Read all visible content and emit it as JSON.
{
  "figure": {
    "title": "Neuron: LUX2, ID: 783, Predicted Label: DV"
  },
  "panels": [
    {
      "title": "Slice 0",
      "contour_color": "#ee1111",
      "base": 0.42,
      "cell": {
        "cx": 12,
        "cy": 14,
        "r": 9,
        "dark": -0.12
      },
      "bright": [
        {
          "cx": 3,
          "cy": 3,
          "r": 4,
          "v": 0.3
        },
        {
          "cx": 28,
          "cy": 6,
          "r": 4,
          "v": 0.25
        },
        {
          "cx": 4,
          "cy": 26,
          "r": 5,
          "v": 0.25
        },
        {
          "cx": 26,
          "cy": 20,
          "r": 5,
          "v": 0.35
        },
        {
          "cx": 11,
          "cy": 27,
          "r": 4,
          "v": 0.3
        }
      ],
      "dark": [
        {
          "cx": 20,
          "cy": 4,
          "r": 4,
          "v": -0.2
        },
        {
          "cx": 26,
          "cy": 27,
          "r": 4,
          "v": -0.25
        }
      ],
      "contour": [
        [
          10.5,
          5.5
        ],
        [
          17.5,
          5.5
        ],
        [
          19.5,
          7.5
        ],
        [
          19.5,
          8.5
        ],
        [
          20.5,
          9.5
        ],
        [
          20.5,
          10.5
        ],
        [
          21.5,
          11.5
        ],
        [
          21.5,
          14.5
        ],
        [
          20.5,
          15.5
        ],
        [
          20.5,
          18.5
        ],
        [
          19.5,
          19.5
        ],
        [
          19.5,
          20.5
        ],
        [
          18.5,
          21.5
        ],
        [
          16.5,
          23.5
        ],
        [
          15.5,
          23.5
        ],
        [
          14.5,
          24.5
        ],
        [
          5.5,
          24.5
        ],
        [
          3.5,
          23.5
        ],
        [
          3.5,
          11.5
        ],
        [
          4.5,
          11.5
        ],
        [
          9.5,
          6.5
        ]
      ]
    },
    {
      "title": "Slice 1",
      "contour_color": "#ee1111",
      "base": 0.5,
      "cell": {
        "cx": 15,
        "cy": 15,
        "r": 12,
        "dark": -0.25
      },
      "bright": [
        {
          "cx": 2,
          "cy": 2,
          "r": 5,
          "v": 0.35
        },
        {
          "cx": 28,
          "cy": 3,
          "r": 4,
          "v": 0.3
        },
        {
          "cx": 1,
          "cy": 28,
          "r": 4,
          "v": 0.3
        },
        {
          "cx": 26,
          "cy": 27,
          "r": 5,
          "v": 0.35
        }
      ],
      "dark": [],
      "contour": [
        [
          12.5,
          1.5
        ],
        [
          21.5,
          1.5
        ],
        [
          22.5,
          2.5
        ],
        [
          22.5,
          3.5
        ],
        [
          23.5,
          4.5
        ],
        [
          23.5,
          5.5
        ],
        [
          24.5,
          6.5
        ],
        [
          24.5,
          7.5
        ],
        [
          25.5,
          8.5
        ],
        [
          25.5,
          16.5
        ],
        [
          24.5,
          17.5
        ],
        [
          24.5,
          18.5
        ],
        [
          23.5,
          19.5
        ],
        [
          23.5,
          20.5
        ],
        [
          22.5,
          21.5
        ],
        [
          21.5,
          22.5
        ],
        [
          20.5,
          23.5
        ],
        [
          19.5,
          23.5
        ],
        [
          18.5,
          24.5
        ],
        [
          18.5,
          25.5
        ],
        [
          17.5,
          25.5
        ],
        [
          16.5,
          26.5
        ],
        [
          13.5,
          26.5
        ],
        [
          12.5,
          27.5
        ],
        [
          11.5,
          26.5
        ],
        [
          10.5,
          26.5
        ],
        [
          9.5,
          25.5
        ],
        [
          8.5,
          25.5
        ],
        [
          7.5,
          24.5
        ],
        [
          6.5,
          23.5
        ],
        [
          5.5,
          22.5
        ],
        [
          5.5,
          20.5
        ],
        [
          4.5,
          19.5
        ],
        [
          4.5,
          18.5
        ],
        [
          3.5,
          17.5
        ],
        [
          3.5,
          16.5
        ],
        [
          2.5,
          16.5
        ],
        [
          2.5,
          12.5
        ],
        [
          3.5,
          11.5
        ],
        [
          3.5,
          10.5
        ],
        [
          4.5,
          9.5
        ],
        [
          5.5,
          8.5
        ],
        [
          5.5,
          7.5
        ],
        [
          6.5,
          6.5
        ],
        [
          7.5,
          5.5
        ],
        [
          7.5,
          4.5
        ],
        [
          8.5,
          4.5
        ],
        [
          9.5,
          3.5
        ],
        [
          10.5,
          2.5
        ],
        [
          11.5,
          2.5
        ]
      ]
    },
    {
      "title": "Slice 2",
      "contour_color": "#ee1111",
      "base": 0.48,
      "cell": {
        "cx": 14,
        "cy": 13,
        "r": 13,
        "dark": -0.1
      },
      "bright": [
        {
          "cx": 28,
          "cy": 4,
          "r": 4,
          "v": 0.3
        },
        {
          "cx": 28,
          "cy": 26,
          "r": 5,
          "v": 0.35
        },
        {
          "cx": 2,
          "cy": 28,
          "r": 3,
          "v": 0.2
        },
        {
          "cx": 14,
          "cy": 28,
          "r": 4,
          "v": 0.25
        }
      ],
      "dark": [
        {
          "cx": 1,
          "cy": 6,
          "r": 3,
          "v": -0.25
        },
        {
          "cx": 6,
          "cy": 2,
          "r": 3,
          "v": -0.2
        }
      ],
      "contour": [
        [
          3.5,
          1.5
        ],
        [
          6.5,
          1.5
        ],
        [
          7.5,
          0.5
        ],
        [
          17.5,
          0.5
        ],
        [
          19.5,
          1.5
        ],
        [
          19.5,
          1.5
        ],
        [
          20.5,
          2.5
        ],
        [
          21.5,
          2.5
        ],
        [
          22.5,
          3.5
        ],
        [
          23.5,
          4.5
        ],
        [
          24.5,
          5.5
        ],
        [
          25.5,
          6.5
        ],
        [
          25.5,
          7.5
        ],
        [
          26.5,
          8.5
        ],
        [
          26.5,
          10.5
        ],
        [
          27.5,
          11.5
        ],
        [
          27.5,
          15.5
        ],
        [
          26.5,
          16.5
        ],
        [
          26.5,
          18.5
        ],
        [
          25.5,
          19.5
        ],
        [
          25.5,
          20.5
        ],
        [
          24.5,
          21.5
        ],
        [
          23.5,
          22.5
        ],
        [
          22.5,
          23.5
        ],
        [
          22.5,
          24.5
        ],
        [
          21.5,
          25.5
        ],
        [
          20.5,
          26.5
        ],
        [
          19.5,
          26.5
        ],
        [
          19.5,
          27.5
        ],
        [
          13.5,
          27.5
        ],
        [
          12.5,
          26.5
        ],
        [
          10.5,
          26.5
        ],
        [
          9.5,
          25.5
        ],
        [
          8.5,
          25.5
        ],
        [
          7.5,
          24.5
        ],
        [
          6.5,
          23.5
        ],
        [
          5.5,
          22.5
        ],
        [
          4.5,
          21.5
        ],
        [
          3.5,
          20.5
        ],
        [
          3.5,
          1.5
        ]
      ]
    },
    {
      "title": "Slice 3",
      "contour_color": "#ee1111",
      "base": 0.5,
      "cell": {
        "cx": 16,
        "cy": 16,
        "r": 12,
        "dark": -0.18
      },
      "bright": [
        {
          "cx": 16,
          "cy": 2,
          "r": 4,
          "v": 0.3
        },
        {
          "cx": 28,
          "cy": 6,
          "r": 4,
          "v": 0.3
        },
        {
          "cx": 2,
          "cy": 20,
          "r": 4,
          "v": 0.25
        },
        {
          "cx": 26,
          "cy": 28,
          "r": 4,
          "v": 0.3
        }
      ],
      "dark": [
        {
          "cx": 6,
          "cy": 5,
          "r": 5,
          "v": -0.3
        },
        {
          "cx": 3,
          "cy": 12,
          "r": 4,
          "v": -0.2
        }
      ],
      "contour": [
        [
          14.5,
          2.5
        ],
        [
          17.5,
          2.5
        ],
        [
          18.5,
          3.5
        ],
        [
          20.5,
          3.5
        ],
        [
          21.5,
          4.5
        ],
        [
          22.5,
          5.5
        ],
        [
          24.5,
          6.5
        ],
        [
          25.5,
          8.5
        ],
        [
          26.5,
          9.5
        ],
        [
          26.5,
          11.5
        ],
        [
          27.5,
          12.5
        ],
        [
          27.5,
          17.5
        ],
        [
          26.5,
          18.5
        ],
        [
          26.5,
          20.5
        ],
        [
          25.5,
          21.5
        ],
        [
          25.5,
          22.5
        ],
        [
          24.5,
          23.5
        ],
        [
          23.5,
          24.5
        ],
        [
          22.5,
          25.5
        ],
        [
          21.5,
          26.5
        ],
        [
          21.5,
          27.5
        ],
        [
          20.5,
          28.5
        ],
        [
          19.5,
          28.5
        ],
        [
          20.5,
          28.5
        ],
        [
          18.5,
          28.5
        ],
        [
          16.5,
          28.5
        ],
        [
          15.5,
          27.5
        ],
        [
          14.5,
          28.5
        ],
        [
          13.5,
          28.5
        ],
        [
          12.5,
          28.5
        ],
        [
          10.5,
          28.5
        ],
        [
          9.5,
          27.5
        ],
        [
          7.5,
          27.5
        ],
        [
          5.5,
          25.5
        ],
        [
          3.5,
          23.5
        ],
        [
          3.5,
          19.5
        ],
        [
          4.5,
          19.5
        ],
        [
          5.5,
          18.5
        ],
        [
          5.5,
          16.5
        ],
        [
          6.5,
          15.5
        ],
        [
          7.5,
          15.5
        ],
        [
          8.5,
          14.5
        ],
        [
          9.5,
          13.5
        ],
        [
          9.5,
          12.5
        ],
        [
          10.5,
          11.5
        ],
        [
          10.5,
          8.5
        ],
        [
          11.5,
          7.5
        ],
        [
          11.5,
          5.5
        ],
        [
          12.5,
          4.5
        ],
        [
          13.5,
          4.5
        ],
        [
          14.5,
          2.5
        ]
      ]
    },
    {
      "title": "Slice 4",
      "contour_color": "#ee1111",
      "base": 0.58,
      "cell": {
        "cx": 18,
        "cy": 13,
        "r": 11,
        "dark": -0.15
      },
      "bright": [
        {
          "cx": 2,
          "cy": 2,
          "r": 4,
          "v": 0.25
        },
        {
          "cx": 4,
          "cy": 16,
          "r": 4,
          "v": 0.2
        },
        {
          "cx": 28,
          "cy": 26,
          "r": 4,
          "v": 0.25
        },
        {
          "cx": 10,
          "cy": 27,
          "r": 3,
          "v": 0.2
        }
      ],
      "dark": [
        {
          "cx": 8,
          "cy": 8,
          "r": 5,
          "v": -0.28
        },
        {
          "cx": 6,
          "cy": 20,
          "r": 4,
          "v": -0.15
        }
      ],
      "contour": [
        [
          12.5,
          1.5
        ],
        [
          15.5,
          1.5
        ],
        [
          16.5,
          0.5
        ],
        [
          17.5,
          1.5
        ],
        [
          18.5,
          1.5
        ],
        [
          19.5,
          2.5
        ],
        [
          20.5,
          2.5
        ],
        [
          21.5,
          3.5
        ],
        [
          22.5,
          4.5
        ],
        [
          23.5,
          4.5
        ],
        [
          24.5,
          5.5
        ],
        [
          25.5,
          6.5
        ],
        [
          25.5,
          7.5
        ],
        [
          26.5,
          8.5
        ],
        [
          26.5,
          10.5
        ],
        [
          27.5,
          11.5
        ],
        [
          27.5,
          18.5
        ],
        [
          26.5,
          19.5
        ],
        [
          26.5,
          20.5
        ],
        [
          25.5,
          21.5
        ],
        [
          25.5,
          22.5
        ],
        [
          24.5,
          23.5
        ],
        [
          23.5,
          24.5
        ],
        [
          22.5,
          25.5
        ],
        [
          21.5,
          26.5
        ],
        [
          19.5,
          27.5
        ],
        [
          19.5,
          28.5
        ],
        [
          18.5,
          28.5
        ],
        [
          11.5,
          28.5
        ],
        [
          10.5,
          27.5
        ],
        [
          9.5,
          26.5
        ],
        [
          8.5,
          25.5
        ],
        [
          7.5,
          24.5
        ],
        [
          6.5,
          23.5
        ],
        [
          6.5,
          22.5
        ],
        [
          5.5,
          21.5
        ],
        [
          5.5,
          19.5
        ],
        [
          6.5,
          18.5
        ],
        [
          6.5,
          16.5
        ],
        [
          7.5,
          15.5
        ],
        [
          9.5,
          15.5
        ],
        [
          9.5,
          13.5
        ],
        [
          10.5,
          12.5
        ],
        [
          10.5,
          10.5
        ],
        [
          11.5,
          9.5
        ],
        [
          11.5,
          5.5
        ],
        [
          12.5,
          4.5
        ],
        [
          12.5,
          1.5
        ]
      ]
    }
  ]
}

^^^^^^^^^^^^^^^^

* WHAT YOU SHOULD DO
Look through the entries above. Extract each line with the word "Slice".

* SOLUTION TO THE EXERCISE
      "title": "Slice 0",
      "title": "Slice 1",
      "title": "Slice 2",
      "title": "Slice 3",
      "title": "Slice 4",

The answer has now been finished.